- [RECORDS]:
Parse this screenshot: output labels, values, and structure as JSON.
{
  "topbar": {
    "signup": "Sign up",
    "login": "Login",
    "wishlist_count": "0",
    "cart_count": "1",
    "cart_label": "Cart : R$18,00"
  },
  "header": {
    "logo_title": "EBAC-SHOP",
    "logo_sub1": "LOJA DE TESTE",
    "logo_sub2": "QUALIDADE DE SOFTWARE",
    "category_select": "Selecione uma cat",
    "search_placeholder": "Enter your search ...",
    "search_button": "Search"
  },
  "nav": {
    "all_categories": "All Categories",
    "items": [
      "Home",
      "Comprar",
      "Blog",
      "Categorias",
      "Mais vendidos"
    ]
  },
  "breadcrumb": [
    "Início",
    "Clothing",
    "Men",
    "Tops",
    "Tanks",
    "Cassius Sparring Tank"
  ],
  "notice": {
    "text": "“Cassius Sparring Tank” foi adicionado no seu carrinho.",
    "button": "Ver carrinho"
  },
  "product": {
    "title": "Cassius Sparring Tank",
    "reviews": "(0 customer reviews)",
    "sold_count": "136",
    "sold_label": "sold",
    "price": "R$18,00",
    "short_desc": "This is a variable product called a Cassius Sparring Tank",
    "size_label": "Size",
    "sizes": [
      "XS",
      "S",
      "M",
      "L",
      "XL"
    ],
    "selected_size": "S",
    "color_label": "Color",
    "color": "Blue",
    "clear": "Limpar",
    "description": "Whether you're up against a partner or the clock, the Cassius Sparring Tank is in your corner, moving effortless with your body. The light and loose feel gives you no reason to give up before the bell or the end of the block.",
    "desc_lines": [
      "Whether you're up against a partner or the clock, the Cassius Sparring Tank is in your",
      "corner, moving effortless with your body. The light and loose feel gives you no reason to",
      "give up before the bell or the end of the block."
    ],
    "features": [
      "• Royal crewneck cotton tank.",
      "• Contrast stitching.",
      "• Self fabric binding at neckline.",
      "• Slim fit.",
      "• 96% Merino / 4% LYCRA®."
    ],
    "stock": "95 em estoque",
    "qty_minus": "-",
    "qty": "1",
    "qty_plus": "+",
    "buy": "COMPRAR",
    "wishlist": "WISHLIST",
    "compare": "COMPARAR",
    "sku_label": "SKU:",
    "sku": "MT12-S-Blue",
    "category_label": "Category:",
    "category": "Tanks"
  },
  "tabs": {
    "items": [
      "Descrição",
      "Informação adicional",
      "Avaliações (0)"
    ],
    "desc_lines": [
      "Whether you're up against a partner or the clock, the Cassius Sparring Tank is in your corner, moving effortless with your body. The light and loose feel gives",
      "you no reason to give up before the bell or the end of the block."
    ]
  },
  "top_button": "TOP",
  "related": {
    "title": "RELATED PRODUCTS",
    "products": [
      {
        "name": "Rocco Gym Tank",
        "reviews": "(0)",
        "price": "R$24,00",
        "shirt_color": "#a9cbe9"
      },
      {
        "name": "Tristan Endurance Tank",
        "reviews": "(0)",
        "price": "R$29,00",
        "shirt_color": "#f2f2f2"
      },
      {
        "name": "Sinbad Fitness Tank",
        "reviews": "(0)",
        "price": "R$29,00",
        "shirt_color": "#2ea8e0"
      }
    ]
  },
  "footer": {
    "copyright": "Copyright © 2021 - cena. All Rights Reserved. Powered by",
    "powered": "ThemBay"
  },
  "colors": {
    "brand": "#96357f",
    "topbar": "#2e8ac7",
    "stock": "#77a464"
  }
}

- [TASK OBJECTIVE]: List the lines of the material in which the word "name" occurs.

- [COMPLETE OUTPUT]:
        "name": "Rocco Gym Tank",
        "name": "Tristan Endurance Tank",
        "name": "Sinbad Fitness Tank",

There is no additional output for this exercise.